begin
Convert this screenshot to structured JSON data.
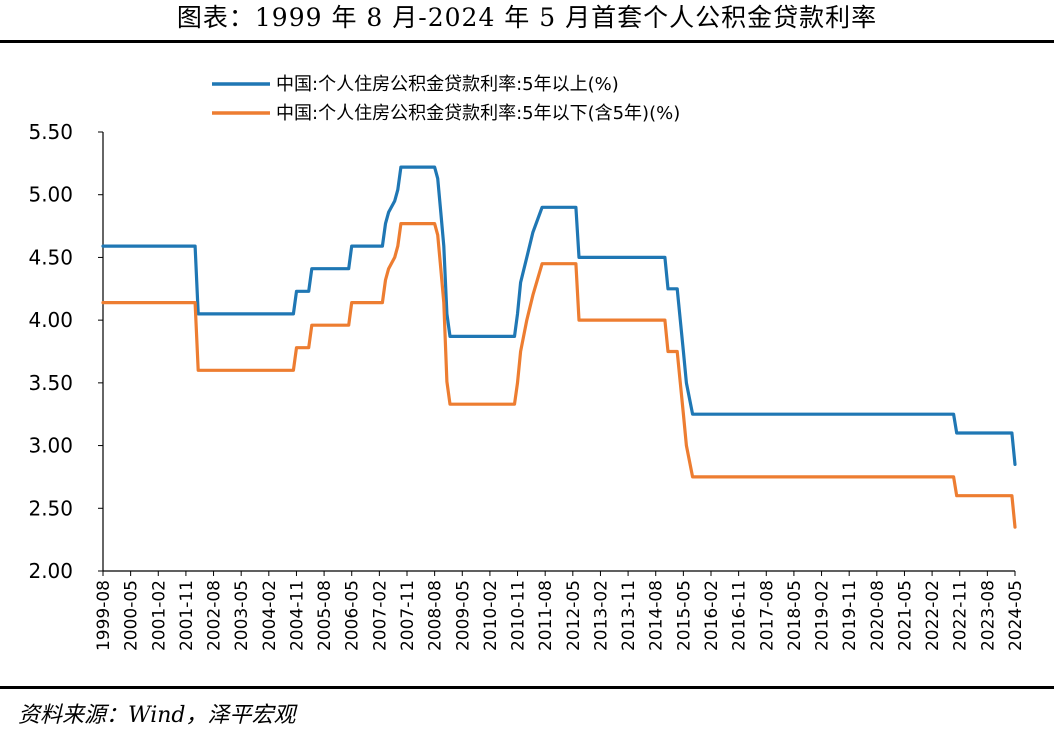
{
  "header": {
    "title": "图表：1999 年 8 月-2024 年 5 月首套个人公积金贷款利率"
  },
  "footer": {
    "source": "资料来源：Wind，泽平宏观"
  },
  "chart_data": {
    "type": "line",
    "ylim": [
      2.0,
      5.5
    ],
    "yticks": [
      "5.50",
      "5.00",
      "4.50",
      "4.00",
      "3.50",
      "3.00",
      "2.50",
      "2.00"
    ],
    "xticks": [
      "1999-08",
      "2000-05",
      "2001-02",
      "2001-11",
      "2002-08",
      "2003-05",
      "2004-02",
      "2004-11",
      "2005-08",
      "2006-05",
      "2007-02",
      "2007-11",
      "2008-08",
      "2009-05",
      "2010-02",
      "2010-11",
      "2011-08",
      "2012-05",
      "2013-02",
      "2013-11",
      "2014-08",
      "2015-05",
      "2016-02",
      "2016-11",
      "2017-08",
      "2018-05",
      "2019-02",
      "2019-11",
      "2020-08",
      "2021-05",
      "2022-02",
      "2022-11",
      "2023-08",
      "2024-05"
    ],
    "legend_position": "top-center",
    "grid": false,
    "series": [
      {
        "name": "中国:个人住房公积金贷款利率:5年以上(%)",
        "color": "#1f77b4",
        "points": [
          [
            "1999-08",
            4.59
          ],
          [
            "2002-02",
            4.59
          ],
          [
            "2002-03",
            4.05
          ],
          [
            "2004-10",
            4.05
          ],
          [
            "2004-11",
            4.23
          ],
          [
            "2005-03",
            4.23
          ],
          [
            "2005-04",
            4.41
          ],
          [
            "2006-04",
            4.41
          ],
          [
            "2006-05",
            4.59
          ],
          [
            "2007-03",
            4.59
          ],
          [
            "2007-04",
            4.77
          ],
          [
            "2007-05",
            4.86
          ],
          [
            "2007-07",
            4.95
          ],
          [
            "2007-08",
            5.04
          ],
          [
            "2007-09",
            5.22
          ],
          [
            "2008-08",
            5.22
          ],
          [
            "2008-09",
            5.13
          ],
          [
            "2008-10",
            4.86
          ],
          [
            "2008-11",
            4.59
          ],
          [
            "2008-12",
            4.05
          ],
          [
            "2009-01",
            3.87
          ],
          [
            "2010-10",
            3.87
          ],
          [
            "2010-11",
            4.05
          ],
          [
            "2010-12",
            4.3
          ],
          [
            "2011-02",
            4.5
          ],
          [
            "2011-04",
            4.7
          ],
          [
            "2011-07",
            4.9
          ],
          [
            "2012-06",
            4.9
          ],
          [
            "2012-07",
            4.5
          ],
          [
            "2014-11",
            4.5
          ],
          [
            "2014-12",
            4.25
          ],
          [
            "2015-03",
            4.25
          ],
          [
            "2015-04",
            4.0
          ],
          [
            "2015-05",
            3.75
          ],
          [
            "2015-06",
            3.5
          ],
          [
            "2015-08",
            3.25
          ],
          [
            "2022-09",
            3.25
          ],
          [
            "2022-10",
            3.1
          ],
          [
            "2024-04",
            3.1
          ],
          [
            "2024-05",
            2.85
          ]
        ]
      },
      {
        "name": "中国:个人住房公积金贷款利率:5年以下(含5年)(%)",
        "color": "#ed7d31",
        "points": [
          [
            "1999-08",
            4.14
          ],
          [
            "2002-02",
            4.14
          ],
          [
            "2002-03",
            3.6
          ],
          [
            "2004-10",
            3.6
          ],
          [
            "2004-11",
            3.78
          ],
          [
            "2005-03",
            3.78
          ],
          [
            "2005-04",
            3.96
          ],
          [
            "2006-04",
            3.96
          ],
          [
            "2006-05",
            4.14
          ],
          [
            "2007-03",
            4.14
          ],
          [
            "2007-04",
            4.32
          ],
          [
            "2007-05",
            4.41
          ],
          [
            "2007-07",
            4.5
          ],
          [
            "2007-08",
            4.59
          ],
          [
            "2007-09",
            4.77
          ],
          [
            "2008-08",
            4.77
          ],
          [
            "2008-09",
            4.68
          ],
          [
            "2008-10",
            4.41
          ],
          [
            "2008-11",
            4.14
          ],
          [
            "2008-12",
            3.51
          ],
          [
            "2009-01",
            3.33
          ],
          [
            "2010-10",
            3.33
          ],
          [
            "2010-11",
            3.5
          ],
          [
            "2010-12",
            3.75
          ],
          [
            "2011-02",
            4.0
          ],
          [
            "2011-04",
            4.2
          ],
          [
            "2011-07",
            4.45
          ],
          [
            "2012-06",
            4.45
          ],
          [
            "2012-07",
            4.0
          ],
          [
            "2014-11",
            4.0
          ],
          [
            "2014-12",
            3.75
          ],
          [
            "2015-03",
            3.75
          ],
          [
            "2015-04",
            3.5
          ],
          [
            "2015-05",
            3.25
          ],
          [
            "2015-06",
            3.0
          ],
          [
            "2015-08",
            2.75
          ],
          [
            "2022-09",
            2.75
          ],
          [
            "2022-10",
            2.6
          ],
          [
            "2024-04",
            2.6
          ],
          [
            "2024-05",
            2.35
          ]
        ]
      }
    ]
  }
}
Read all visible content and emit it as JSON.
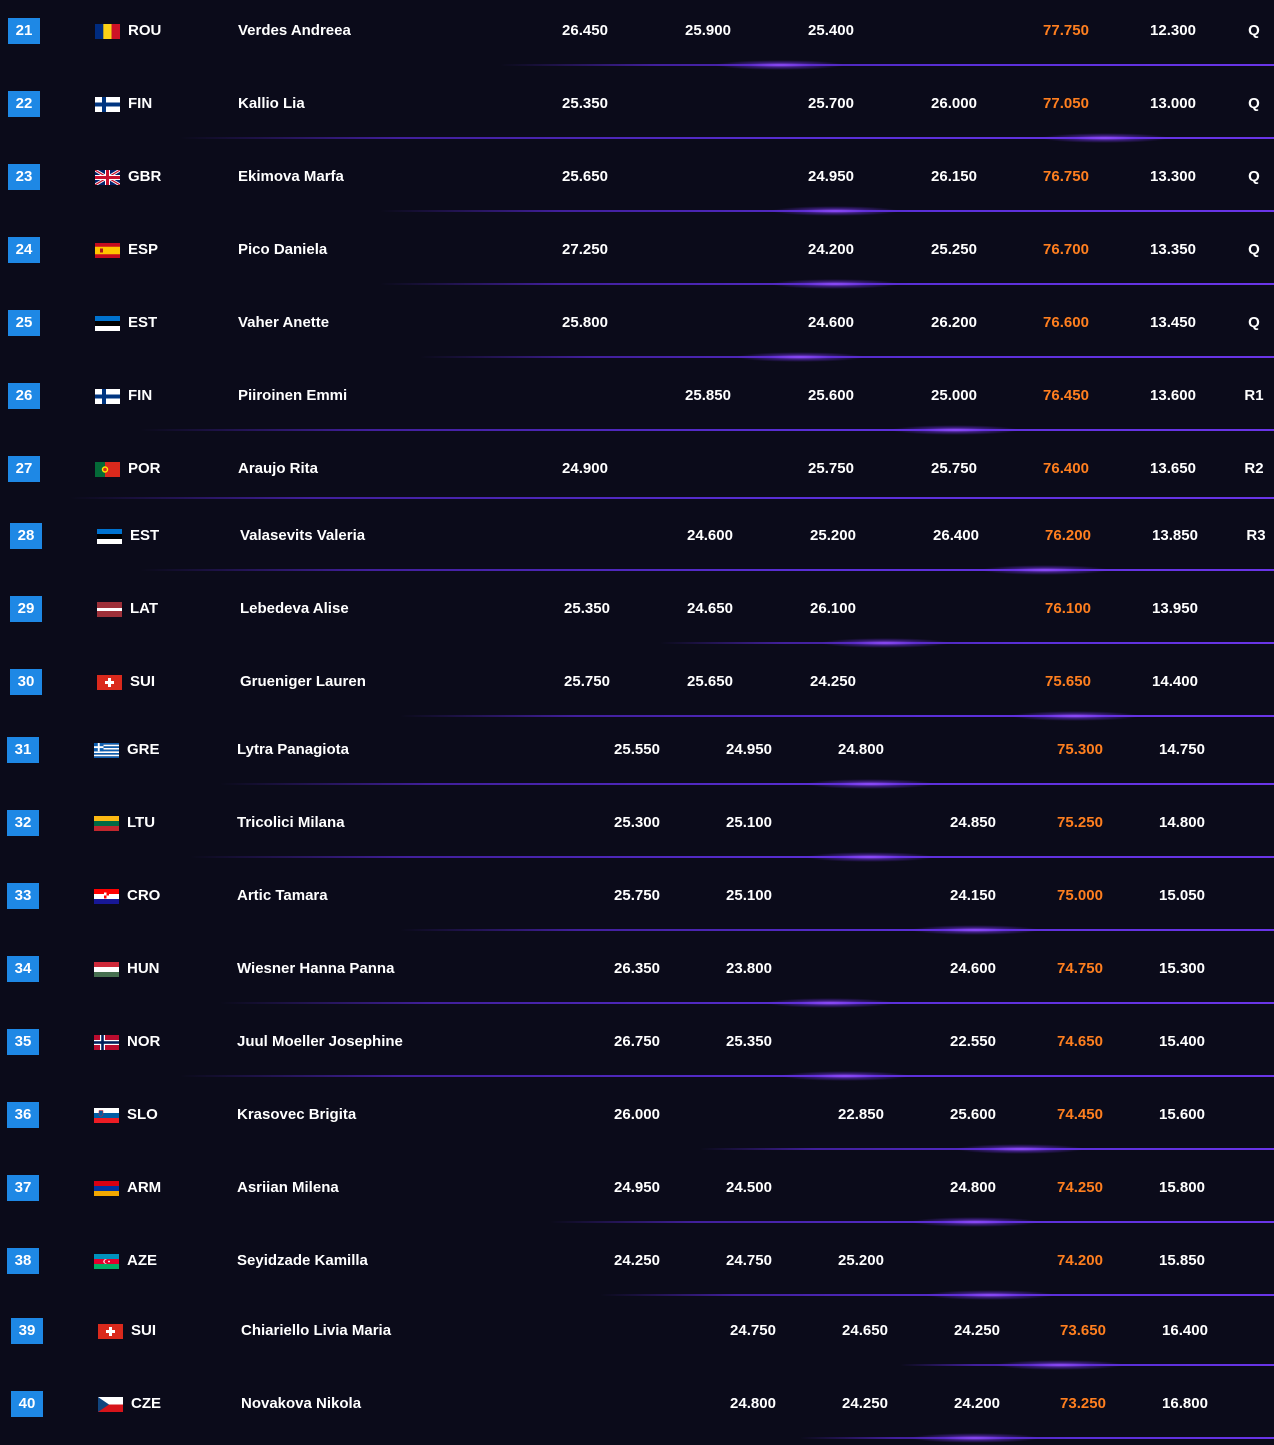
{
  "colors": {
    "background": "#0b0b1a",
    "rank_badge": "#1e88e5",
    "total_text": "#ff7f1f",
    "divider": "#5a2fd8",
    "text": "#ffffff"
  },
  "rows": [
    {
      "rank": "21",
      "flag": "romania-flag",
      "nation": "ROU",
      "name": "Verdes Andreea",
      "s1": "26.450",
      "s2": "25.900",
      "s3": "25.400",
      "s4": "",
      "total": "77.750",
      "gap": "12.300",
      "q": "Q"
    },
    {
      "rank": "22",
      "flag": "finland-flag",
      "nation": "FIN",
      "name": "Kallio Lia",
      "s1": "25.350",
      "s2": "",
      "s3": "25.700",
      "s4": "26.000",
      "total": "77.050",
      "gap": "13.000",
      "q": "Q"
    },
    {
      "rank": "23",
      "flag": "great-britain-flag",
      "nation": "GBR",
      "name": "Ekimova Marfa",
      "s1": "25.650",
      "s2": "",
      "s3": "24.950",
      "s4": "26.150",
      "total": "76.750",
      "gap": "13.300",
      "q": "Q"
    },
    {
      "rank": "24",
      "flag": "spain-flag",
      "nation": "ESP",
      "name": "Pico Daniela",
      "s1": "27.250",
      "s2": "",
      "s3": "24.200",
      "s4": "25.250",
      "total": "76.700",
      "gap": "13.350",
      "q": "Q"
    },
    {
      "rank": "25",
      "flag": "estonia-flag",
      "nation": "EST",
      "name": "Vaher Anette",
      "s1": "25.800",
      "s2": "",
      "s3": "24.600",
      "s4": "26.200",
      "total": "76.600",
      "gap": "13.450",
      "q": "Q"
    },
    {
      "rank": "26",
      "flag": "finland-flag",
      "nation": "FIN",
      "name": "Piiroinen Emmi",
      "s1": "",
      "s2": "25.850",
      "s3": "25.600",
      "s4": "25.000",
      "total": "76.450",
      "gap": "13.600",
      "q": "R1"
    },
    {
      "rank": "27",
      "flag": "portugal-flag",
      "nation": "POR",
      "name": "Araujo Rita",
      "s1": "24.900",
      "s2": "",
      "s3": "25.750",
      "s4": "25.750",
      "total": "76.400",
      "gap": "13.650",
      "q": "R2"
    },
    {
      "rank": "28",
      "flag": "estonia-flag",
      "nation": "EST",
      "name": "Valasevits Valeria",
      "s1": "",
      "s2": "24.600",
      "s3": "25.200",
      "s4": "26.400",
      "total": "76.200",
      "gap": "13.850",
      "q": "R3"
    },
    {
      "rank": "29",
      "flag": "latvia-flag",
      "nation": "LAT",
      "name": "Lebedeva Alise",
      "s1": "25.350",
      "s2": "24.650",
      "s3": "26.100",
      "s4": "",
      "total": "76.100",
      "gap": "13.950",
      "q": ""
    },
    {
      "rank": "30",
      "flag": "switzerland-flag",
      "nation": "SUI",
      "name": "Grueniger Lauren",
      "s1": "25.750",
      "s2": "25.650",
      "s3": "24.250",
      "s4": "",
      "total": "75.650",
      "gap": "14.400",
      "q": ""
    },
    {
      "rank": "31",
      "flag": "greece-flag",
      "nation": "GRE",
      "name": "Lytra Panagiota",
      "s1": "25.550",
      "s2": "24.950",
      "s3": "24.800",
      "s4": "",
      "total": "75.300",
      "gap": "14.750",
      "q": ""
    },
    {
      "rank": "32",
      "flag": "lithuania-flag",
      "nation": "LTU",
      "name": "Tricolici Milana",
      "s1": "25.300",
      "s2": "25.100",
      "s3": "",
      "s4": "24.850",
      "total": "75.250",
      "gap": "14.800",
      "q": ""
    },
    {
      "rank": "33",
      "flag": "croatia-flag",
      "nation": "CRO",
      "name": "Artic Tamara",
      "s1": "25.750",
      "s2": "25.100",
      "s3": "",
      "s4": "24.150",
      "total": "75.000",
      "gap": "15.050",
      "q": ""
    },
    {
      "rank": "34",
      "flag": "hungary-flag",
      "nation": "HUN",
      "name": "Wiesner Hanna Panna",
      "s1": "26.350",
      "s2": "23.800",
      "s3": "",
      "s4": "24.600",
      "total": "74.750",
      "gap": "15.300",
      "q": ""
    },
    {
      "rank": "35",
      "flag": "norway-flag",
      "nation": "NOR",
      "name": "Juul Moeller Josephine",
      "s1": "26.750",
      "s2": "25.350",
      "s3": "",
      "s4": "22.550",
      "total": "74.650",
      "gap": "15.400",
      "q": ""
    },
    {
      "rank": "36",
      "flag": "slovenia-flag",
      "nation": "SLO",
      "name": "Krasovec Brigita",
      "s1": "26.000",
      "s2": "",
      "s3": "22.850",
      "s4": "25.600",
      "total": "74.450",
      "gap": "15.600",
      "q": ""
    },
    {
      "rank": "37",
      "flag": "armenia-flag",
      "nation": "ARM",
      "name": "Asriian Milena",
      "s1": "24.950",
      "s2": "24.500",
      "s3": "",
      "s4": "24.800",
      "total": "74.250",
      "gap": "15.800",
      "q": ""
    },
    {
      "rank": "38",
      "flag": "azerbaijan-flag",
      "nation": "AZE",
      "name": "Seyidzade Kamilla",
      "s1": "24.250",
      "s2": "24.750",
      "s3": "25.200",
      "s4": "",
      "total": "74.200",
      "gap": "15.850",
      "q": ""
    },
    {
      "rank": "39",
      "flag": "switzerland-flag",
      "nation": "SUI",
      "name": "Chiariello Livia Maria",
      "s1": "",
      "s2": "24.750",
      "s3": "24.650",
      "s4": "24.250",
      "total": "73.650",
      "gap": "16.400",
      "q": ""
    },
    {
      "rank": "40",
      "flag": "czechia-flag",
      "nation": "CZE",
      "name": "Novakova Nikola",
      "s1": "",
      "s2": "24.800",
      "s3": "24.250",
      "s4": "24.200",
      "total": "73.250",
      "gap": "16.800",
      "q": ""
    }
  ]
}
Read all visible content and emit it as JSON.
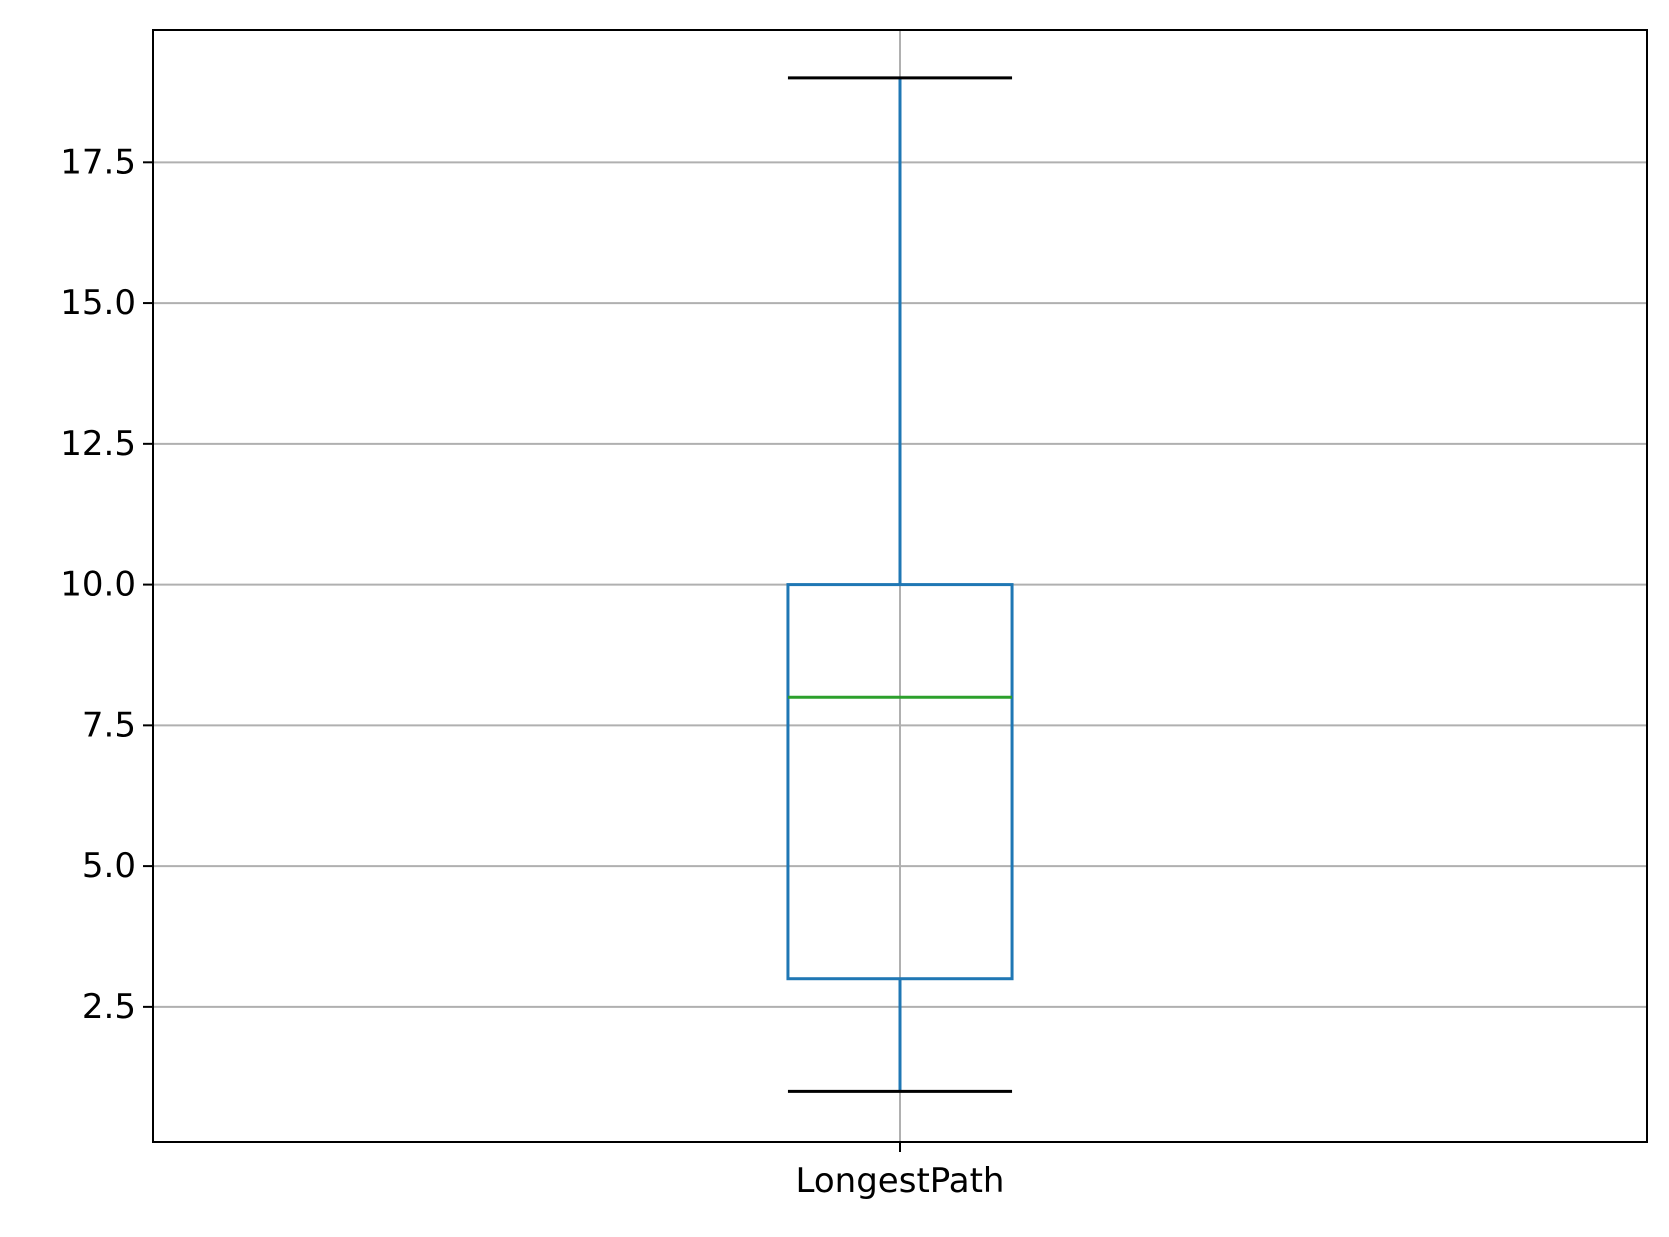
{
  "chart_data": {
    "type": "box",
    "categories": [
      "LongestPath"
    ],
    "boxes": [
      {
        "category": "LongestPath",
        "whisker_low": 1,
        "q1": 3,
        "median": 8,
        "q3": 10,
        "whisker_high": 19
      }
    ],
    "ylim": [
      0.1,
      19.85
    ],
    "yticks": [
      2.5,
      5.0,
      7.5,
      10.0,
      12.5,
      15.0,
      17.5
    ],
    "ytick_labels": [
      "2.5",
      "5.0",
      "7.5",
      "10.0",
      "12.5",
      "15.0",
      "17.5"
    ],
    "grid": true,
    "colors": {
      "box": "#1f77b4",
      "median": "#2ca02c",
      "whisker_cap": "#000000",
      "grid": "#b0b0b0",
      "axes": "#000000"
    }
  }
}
end
- STATED EXERCISE -
Reply with only the number of lines in the entries that contain the word "LongestPath".

- THE REPLY -
2